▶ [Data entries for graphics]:
________

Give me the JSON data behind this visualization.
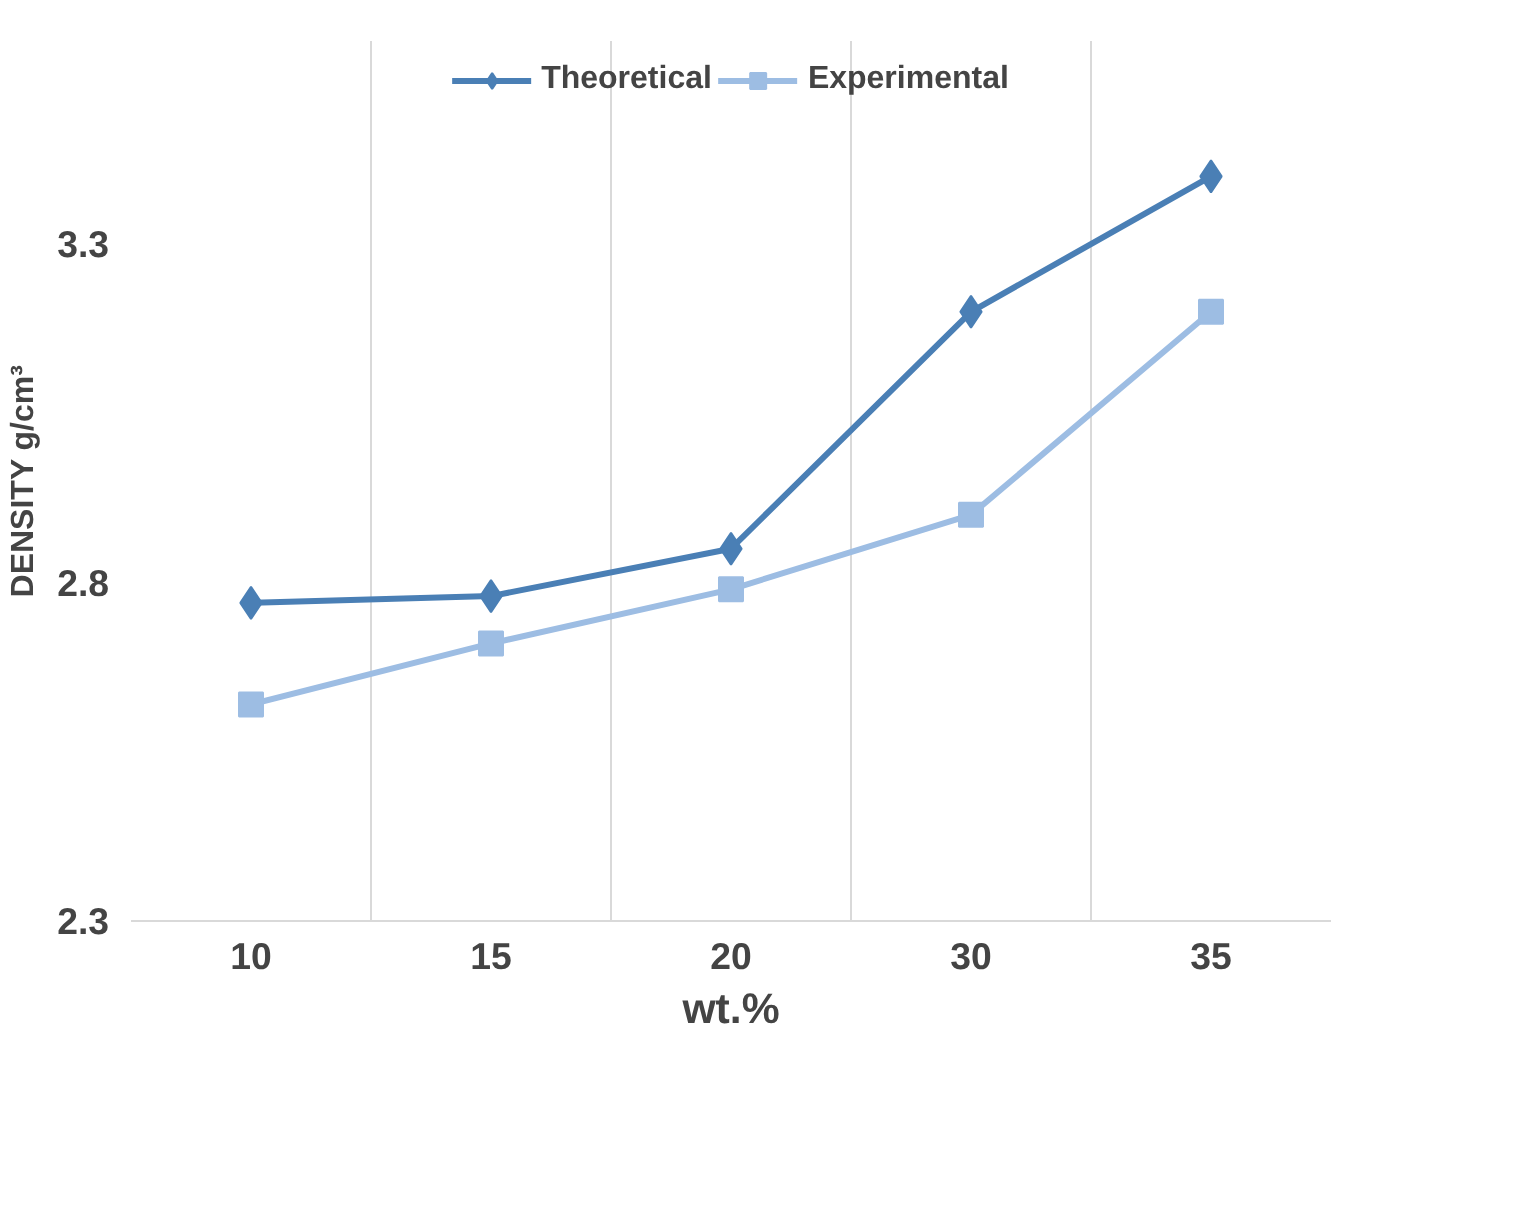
{
  "chart_data": {
    "type": "line",
    "xlabel": "wt.%",
    "ylabel": "DENSITY g/cm³",
    "categories": [
      "10",
      "15",
      "20",
      "30",
      "35"
    ],
    "series": [
      {
        "name": "Theoretical",
        "color": "#4a7fb5",
        "marker": "diamond",
        "values": [
          2.77,
          2.78,
          2.85,
          3.2,
          3.4
        ]
      },
      {
        "name": "Experimental",
        "color": "#9dbde3",
        "marker": "square",
        "values": [
          2.62,
          2.71,
          2.79,
          2.9,
          3.2
        ]
      }
    ],
    "ylim": [
      2.3,
      3.6
    ],
    "yticks": [
      2.3,
      2.8,
      3.3
    ],
    "grid": "x",
    "legend": "top",
    "line_style": "solid"
  }
}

________

▶ [WHAT YOU SHOULD DO]: Using the data above, write out every line exactly, leaving the images behind.

▶ [THE REPLY]:
Give me the JSON data behind this visualization.
{
  "chart_data": {
    "type": "line",
    "xlabel": "wt.%",
    "ylabel": "DENSITY g/cm³",
    "categories": [
      "10",
      "15",
      "20",
      "30",
      "35"
    ],
    "series": [
      {
        "name": "Theoretical",
        "color": "#4a7fb5",
        "marker": "diamond",
        "values": [
          2.77,
          2.78,
          2.85,
          3.2,
          3.4
        ]
      },
      {
        "name": "Experimental",
        "color": "#9dbde3",
        "marker": "square",
        "values": [
          2.62,
          2.71,
          2.79,
          2.9,
          3.2
        ]
      }
    ],
    "ylim": [
      2.3,
      3.6
    ],
    "yticks": [
      2.3,
      2.8,
      3.3
    ],
    "grid": "x",
    "legend": "top",
    "line_style": "solid"
  }
}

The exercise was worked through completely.